#### AIM OF THE TASK:
Below are records. Copy every line with "nhất" in it.

[Start DATA FOR PROCESSING]

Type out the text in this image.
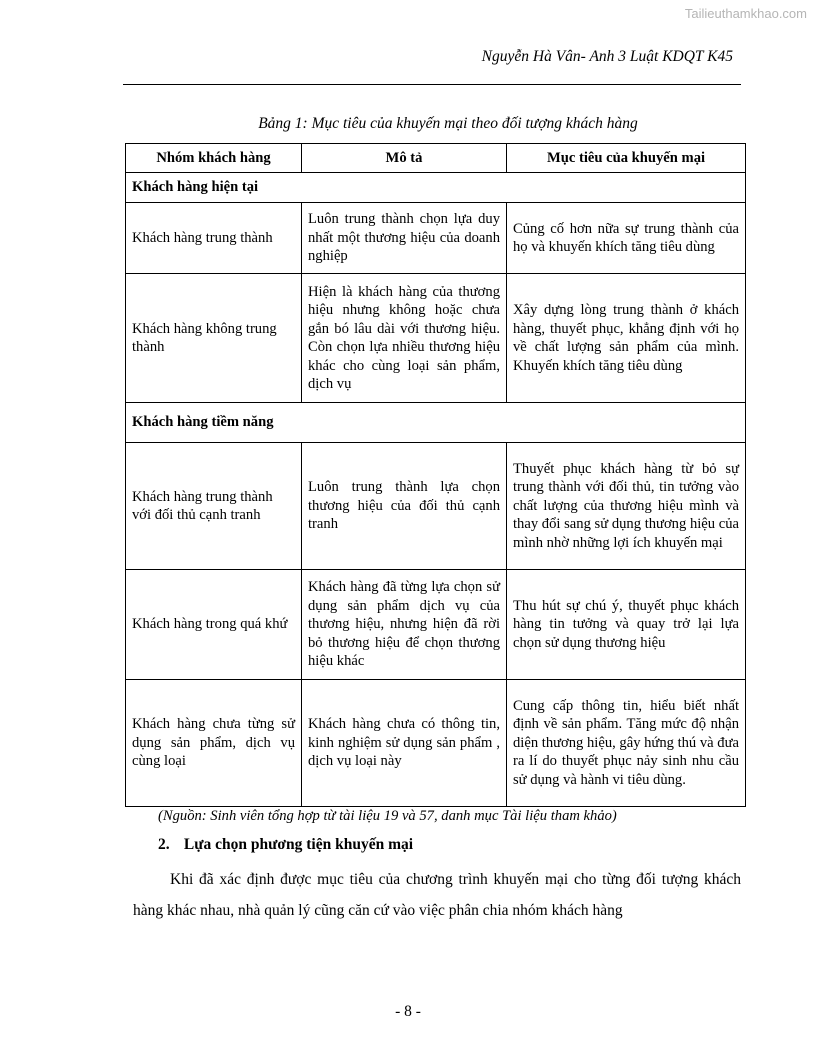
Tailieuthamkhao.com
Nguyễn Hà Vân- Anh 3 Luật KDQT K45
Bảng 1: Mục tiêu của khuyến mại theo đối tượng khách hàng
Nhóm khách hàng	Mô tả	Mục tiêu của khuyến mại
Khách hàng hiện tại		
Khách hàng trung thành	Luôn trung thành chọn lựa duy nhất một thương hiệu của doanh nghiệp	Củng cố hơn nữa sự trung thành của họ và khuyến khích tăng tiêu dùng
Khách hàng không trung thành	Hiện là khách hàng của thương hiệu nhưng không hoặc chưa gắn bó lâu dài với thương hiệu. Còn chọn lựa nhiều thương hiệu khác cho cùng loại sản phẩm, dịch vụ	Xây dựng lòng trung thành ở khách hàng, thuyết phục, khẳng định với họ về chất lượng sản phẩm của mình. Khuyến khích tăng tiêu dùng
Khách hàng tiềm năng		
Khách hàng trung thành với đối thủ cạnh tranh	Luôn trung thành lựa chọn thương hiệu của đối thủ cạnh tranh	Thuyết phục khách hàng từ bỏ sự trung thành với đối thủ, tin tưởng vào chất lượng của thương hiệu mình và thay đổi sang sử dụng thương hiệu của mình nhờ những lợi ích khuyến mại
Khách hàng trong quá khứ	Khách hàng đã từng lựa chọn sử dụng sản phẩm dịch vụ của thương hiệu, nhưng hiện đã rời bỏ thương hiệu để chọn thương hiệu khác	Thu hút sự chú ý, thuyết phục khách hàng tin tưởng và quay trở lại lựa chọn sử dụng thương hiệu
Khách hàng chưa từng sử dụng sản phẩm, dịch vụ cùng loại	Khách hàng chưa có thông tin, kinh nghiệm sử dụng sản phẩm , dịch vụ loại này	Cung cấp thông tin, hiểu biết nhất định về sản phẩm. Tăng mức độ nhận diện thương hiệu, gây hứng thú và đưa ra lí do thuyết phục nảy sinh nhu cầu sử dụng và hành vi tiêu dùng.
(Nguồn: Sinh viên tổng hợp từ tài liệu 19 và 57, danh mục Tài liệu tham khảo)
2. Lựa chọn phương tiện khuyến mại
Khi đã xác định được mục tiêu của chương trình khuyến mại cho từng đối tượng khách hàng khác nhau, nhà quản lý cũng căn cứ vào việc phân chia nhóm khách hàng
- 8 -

[End DATA FOR PROCESSING]

#### TASK OUTPUT:
Khách hàng trung thành	Luôn trung thành chọn lựa duy nhất một thương hiệu của doanh nghiệp	Củng cố hơn nữa sự trung thành của họ và khuyến khích tăng tiêu dùng
Khách hàng chưa từng sử dụng sản phẩm, dịch vụ cùng loại	Khách hàng chưa có thông tin, kinh nghiệm sử dụng sản phẩm , dịch vụ loại này	Cung cấp thông tin, hiểu biết nhất định về sản phẩm. Tăng mức độ nhận diện thương hiệu, gây hứng thú và đưa ra lí do thuyết phục nảy sinh nhu cầu sử dụng và hành vi tiêu dùng.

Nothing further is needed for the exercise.